### To be done
Can you repeat all of the data below word for word, keeping every line unchanged?
# START OF Input material
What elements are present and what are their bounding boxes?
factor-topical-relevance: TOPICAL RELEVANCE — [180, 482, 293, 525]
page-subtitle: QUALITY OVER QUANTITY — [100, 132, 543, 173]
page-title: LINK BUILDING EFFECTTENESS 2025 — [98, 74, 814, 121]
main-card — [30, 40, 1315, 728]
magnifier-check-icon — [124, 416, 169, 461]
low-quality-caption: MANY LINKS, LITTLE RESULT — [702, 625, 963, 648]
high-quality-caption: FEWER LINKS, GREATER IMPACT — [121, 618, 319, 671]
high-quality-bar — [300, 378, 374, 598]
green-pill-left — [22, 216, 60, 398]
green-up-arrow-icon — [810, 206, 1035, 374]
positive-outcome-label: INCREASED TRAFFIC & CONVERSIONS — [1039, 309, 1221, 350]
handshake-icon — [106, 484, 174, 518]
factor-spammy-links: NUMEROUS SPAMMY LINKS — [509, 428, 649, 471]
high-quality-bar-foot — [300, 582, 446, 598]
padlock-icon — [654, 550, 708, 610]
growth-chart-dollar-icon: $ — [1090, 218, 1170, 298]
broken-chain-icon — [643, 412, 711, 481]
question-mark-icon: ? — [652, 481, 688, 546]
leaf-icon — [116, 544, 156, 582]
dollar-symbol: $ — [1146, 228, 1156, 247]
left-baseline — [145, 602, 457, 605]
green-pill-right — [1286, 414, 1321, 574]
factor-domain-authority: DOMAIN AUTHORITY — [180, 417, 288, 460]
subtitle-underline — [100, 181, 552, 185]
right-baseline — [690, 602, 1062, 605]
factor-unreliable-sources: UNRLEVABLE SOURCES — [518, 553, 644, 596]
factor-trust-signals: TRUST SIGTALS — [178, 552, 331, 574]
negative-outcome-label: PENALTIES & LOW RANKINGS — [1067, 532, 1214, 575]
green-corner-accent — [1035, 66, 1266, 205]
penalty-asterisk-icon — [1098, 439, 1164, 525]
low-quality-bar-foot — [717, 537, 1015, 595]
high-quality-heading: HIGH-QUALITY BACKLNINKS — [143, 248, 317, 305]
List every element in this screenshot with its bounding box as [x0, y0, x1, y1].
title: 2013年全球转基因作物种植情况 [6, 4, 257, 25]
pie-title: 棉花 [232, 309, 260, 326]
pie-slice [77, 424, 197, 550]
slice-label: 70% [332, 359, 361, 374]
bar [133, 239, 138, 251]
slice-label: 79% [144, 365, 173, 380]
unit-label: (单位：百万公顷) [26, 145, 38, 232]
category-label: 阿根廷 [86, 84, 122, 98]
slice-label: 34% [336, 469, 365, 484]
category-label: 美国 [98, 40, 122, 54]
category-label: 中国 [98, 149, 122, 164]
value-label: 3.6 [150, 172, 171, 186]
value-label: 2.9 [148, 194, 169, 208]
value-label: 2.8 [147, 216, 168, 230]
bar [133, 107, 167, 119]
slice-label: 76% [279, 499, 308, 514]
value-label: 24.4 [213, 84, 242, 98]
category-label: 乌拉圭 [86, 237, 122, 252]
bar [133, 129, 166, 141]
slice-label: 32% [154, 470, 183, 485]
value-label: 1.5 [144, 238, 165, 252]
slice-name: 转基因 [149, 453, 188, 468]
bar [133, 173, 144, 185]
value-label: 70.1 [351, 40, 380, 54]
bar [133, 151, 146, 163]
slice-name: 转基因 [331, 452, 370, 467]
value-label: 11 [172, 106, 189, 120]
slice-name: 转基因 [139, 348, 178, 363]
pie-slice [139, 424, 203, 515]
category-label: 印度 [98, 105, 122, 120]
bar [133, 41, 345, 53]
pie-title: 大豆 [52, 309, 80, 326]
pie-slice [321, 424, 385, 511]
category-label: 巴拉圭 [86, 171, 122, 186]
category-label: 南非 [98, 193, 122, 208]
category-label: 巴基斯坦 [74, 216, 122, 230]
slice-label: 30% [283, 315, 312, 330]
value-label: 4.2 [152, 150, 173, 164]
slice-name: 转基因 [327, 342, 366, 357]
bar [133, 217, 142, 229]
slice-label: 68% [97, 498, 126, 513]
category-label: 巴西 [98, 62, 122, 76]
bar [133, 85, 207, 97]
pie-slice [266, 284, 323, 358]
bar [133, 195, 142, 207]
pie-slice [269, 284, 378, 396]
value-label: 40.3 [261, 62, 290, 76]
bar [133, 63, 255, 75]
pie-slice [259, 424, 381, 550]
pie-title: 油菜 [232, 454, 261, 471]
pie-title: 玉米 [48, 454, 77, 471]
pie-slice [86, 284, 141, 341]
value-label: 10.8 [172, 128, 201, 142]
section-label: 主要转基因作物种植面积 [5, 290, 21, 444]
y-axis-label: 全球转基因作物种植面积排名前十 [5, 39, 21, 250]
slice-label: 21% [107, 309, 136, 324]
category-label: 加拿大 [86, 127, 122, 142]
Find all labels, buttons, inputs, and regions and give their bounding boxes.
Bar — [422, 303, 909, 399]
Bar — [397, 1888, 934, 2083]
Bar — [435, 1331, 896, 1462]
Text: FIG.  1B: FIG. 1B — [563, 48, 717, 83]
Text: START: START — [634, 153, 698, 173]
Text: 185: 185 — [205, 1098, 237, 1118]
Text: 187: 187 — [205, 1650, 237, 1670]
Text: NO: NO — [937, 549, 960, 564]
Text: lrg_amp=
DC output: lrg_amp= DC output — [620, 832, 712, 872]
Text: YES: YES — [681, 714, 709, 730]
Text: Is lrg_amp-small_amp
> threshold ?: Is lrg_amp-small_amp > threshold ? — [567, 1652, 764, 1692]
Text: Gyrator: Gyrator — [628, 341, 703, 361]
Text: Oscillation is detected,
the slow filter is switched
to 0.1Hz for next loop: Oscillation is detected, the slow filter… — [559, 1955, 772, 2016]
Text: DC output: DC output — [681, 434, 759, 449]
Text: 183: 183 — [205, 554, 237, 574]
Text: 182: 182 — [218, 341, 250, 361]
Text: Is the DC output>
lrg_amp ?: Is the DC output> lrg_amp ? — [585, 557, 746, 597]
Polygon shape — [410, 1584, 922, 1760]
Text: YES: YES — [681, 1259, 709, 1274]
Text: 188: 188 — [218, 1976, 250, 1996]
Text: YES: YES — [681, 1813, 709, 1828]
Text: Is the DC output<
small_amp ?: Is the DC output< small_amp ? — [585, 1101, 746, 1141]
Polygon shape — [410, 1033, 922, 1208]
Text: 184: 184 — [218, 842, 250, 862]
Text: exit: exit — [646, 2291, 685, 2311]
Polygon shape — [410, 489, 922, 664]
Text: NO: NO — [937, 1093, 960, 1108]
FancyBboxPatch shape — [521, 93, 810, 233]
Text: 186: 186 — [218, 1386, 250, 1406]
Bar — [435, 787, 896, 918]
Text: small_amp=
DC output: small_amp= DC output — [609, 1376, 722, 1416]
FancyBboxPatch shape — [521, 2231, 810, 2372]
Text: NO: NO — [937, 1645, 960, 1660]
# END OF Input material
### Final result
What elements are present and what are their bounding boxes?
factor-topical-relevance: TOPICAL RELEVANCE — [180, 482, 293, 525]
page-subtitle: QUALITY OVER QUANTITY — [100, 132, 543, 173]
page-title: LINK BUILDING EFFECTTENESS 2025 — [98, 74, 814, 121]
main-card — [30, 40, 1315, 728]
magnifier-check-icon — [124, 416, 169, 461]
low-quality-caption: MANY LINKS, LITTLE RESULT — [702, 625, 963, 648]
high-quality-caption: FEWER LINKS, GREATER IMPACT — [121, 618, 319, 671]
high-quality-bar — [300, 378, 374, 598]
green-pill-left — [22, 216, 60, 398]
green-up-arrow-icon — [810, 206, 1035, 374]
positive-outcome-label: INCREASED TRAFFIC & CONVERSIONS — [1039, 309, 1221, 350]
handshake-icon — [106, 484, 174, 518]
factor-spammy-links: NUMEROUS SPAMMY LINKS — [509, 428, 649, 471]
high-quality-bar-foot — [300, 582, 446, 598]
padlock-icon — [654, 550, 708, 610]
growth-chart-dollar-icon: $ — [1090, 218, 1170, 298]
broken-chain-icon — [643, 412, 711, 481]
question-mark-icon: ? — [652, 481, 688, 546]
leaf-icon — [116, 544, 156, 582]
dollar-symbol: $ — [1146, 228, 1156, 247]
left-baseline — [145, 602, 457, 605]
green-pill-right — [1286, 414, 1321, 574]
factor-domain-authority: DOMAIN AUTHORITY — [180, 417, 288, 460]
subtitle-underline — [100, 181, 552, 185]
right-baseline — [690, 602, 1062, 605]
factor-unreliable-sources: UNRLEVABLE SOURCES — [518, 553, 644, 596]
factor-trust-signals: TRUST SIGTALS — [178, 552, 331, 574]
negative-outcome-label: PENALTIES & LOW RANKINGS — [1067, 532, 1214, 575]
green-corner-accent — [1035, 66, 1266, 205]
penalty-asterisk-icon — [1098, 439, 1164, 525]
low-quality-bar-foot — [717, 537, 1015, 595]
high-quality-heading: HIGH-QUALITY BACKLNINKS — [143, 248, 317, 305]
List every element in this screenshot with its bounding box as [x0, y0, x1, y1].
title: 2013年全球转基因作物种植情况 [6, 4, 257, 25]
pie-title: 棉花 [232, 309, 260, 326]
pie-slice [77, 424, 197, 550]
slice-label: 70% [332, 359, 361, 374]
bar [133, 239, 138, 251]
slice-label: 79% [144, 365, 173, 380]
unit-label: (单位：百万公顷) [26, 145, 38, 232]
category-label: 阿根廷 [86, 84, 122, 98]
slice-label: 34% [336, 469, 365, 484]
category-label: 美国 [98, 40, 122, 54]
category-label: 中国 [98, 149, 122, 164]
value-label: 3.6 [150, 172, 171, 186]
value-label: 2.9 [148, 194, 169, 208]
value-label: 2.8 [147, 216, 168, 230]
bar [133, 107, 167, 119]
slice-label: 76% [279, 499, 308, 514]
value-label: 24.4 [213, 84, 242, 98]
category-label: 乌拉圭 [86, 237, 122, 252]
bar [133, 129, 166, 141]
slice-label: 32% [154, 470, 183, 485]
value-label: 1.5 [144, 238, 165, 252]
slice-name: 转基因 [149, 453, 188, 468]
bar [133, 173, 144, 185]
value-label: 70.1 [351, 40, 380, 54]
bar [133, 151, 146, 163]
slice-name: 转基因 [331, 452, 370, 467]
value-label: 11 [172, 106, 189, 120]
slice-name: 转基因 [139, 348, 178, 363]
pie-slice [139, 424, 203, 515]
category-label: 印度 [98, 105, 122, 120]
bar [133, 41, 345, 53]
pie-title: 大豆 [52, 309, 80, 326]
pie-slice [321, 424, 385, 511]
category-label: 巴拉圭 [86, 171, 122, 186]
category-label: 南非 [98, 193, 122, 208]
category-label: 巴基斯坦 [74, 216, 122, 230]
slice-label: 30% [283, 315, 312, 330]
value-label: 4.2 [152, 150, 173, 164]
slice-name: 转基因 [327, 342, 366, 357]
bar [133, 217, 142, 229]
slice-label: 68% [97, 498, 126, 513]
category-label: 巴西 [98, 62, 122, 76]
bar [133, 85, 207, 97]
pie-slice [266, 284, 323, 358]
bar [133, 195, 142, 207]
pie-slice [269, 284, 378, 396]
value-label: 40.3 [261, 62, 290, 76]
bar [133, 63, 255, 75]
pie-slice [259, 424, 381, 550]
pie-title: 油菜 [232, 454, 261, 471]
pie-title: 玉米 [48, 454, 77, 471]
pie-slice [86, 284, 141, 341]
value-label: 10.8 [172, 128, 201, 142]
section-label: 主要转基因作物种植面积 [5, 290, 21, 444]
y-axis-label: 全球转基因作物种植面积排名前十 [5, 39, 21, 250]
slice-label: 21% [107, 309, 136, 324]
category-label: 加拿大 [86, 127, 122, 142]
Find all labels, buttons, inputs, and regions and give their bounding boxes.
Bar — [422, 303, 909, 399]
Bar — [397, 1888, 934, 2083]
Bar — [435, 1331, 896, 1462]
Text: FIG.  1B: FIG. 1B — [563, 48, 717, 83]
Text: START: START — [634, 153, 698, 173]
Text: 185: 185 — [205, 1098, 237, 1118]
Text: 187: 187 — [205, 1650, 237, 1670]
Text: NO: NO — [937, 549, 960, 564]
Text: lrg_amp=
DC output: lrg_amp= DC output — [620, 832, 712, 872]
Text: YES: YES — [681, 714, 709, 730]
Text: Is lrg_amp-small_amp
> threshold ?: Is lrg_amp-small_amp > threshold ? — [567, 1652, 764, 1692]
Text: Gyrator: Gyrator — [628, 341, 703, 361]
Text: Oscillation is detected,
the slow filter is switched
to 0.1Hz for next loop: Oscillation is detected, the slow filter… — [559, 1955, 772, 2016]
Text: DC output: DC output — [681, 434, 759, 449]
Text: 183: 183 — [205, 554, 237, 574]
Text: 182: 182 — [218, 341, 250, 361]
Text: Is the DC output>
lrg_amp ?: Is the DC output> lrg_amp ? — [585, 557, 746, 597]
Polygon shape — [410, 1584, 922, 1760]
Text: YES: YES — [681, 1259, 709, 1274]
Text: 188: 188 — [218, 1976, 250, 1996]
Text: YES: YES — [681, 1813, 709, 1828]
Text: Is the DC output<
small_amp ?: Is the DC output< small_amp ? — [585, 1101, 746, 1141]
Polygon shape — [410, 1033, 922, 1208]
Text: 184: 184 — [218, 842, 250, 862]
Text: exit: exit — [646, 2291, 685, 2311]
Polygon shape — [410, 489, 922, 664]
Text: NO: NO — [937, 1093, 960, 1108]
FancyBboxPatch shape — [521, 93, 810, 233]
Text: 186: 186 — [218, 1386, 250, 1406]
Bar — [435, 787, 896, 918]
Text: small_amp=
DC output: small_amp= DC output — [609, 1376, 722, 1416]
FancyBboxPatch shape — [521, 2231, 810, 2372]
Text: NO: NO — [937, 1645, 960, 1660]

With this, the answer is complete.